Task to complete: The required output is a single number: how many lines of the material contain the string "color".

** START Items **

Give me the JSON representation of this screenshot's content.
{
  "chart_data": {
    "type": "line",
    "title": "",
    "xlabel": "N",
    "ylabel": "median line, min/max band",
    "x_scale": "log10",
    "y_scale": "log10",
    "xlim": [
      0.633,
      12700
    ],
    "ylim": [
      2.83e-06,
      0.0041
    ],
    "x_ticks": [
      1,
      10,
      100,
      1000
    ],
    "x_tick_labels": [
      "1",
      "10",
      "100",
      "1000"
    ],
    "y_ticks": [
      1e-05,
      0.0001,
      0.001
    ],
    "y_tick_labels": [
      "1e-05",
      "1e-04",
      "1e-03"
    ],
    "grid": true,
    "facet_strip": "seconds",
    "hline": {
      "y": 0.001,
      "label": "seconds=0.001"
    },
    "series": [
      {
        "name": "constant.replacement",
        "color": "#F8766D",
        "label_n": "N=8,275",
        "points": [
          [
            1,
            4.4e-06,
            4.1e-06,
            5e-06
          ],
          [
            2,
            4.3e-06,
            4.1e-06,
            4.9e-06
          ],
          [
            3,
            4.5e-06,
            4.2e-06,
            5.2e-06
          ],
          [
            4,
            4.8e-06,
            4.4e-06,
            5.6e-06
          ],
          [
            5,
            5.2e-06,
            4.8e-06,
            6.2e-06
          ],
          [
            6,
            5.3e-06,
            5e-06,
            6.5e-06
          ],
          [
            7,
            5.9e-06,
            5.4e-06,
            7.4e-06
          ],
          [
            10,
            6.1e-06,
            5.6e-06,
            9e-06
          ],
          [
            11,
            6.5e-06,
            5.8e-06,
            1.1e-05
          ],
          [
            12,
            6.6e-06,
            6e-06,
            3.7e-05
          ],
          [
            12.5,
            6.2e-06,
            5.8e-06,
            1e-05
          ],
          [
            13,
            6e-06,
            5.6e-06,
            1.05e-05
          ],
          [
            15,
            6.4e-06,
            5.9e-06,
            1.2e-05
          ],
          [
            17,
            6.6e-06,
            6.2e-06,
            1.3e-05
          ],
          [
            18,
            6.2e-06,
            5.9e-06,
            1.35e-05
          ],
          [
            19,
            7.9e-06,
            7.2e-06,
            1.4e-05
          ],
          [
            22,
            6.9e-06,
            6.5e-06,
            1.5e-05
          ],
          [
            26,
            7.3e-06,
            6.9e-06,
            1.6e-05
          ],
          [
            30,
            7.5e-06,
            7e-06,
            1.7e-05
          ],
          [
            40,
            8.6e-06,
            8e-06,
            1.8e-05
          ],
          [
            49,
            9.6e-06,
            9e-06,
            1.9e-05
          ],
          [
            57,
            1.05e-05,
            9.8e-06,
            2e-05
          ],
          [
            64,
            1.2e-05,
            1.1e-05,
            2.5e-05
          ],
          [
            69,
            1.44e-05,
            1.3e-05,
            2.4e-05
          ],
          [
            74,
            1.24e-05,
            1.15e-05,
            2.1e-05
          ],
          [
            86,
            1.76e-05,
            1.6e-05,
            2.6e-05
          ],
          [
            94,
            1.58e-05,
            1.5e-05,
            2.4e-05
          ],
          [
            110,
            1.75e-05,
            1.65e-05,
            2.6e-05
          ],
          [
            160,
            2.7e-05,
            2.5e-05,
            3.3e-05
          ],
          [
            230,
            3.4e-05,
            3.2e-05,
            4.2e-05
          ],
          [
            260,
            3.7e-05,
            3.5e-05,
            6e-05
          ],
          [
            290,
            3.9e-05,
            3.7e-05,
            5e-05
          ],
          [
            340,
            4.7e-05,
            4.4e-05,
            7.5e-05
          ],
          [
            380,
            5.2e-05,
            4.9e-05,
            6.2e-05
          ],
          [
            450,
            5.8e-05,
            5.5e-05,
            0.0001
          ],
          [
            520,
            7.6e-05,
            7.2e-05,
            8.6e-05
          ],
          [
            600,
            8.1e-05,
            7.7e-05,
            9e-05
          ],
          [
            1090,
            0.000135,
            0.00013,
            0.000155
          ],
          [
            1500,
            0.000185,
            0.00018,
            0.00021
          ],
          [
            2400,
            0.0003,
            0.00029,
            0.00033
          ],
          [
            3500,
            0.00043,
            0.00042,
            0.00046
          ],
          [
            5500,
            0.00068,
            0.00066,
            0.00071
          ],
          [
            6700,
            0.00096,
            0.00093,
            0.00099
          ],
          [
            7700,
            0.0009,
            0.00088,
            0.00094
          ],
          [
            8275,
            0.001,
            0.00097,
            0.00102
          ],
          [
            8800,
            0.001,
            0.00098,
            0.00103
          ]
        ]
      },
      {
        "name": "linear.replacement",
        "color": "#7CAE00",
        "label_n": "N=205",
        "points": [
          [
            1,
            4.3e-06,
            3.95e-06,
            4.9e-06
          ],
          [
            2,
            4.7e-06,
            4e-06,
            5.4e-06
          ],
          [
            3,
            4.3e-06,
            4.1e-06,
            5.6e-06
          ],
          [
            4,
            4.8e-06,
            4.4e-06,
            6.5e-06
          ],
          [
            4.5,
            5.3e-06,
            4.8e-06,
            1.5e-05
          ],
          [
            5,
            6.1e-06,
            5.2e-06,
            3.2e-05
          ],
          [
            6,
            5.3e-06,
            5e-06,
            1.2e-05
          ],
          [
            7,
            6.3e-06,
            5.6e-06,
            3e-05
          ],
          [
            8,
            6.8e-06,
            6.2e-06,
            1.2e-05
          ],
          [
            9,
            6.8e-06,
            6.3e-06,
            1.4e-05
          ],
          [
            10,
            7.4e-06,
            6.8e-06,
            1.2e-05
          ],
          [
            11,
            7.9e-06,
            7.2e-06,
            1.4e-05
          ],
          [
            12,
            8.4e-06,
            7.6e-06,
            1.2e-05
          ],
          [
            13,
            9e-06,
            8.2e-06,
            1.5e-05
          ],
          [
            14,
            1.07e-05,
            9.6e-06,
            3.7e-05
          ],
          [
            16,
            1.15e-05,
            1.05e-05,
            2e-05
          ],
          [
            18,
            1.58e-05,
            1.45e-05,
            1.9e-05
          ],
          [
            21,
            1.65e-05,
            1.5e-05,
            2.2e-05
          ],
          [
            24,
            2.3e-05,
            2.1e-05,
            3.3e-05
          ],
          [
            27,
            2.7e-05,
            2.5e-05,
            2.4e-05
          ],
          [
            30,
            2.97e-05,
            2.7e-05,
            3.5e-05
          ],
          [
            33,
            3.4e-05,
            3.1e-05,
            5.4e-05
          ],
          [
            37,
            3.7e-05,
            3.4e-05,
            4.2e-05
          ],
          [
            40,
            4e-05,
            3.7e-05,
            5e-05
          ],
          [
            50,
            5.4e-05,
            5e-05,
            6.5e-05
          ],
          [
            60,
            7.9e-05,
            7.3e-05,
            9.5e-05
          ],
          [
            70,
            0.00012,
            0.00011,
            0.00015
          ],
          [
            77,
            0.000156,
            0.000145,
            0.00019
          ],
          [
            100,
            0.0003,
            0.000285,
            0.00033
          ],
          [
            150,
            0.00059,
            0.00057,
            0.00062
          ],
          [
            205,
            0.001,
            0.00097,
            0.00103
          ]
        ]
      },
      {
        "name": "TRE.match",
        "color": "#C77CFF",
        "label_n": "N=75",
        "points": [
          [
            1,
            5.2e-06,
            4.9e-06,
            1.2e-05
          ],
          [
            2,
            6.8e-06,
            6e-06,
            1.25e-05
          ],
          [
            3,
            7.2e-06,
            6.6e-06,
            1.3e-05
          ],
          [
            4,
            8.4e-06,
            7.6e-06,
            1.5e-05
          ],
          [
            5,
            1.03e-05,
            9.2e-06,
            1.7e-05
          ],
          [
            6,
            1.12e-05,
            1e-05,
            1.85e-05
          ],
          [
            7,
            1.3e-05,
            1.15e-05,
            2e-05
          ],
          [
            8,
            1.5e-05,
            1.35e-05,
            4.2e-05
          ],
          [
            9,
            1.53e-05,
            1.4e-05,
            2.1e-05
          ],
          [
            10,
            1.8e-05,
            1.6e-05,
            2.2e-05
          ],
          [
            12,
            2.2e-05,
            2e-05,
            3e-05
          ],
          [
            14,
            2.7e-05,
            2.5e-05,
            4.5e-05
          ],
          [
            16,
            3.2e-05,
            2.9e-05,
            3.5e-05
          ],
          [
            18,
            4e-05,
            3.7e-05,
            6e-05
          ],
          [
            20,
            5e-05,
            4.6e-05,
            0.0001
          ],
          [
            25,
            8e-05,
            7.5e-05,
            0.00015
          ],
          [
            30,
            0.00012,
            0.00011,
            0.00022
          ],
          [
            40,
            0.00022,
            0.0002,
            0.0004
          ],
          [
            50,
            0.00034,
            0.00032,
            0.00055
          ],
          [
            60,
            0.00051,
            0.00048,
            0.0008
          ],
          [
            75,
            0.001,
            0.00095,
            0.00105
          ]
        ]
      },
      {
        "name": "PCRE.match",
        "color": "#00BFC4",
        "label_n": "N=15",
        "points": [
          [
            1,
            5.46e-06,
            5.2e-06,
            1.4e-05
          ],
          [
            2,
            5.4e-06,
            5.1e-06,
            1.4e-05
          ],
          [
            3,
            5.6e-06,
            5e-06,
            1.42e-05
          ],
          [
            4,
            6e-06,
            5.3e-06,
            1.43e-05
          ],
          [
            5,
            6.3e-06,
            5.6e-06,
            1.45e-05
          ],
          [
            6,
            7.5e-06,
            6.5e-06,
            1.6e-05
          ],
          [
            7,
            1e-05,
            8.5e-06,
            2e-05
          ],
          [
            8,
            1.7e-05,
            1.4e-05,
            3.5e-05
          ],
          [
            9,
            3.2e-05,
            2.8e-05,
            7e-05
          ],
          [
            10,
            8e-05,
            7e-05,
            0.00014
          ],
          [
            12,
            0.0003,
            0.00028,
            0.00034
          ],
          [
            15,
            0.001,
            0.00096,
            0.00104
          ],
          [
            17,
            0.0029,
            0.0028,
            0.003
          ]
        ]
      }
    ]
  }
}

** END Items **

Answer for this exercise: 4